▸ Directive
Output the records exactly. Include every line.

[Excerpts from a figure dataset]

>> begin

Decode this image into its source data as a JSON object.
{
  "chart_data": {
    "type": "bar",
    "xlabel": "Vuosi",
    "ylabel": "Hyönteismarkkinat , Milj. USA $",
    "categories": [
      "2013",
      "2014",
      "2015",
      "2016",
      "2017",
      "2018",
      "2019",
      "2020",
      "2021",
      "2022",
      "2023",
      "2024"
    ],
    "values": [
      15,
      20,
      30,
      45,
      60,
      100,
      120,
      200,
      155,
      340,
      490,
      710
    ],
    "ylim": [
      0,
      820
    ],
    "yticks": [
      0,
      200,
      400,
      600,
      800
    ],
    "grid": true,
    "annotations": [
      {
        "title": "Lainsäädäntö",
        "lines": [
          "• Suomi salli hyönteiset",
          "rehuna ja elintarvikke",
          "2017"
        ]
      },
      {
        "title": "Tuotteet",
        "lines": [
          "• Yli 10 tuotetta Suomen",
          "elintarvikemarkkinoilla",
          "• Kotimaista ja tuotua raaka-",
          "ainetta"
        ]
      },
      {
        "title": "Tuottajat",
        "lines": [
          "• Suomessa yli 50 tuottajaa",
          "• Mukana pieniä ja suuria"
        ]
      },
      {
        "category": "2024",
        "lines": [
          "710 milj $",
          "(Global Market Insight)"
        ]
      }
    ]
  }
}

>> end

▸ Complete output
Decode this image into its source data as a JSON object.
{
  "chart_data": {
    "type": "bar",
    "xlabel": "Vuosi",
    "ylabel": "Hyönteismarkkinat , Milj. USA $",
    "categories": [
      "2013",
      "2014",
      "2015",
      "2016",
      "2017",
      "2018",
      "2019",
      "2020",
      "2021",
      "2022",
      "2023",
      "2024"
    ],
    "values": [
      15,
      20,
      30,
      45,
      60,
      100,
      120,
      200,
      155,
      340,
      490,
      710
    ],
    "ylim": [
      0,
      820
    ],
    "yticks": [
      0,
      200,
      400,
      600,
      800
    ],
    "grid": true,
    "annotations": [
      {
        "title": "Lainsäädäntö",
        "lines": [
          "• Suomi salli hyönteiset",
          "rehuna ja elintarvikke",
          "2017"
        ]
      },
      {
        "title": "Tuotteet",
        "lines": [
          "• Yli 10 tuotetta Suomen",
          "elintarvikemarkkinoilla",
          "• Kotimaista ja tuotua raaka-",
          "ainetta"
        ]
      },
      {
        "title": "Tuottajat",
        "lines": [
          "• Suomessa yli 50 tuottajaa",
          "• Mukana pieniä ja suuria"
        ]
      },
      {
        "category": "2024",
        "lines": [
          "710 milj $",
          "(Global Market Insight)"
        ]
      }
    ]
  }
}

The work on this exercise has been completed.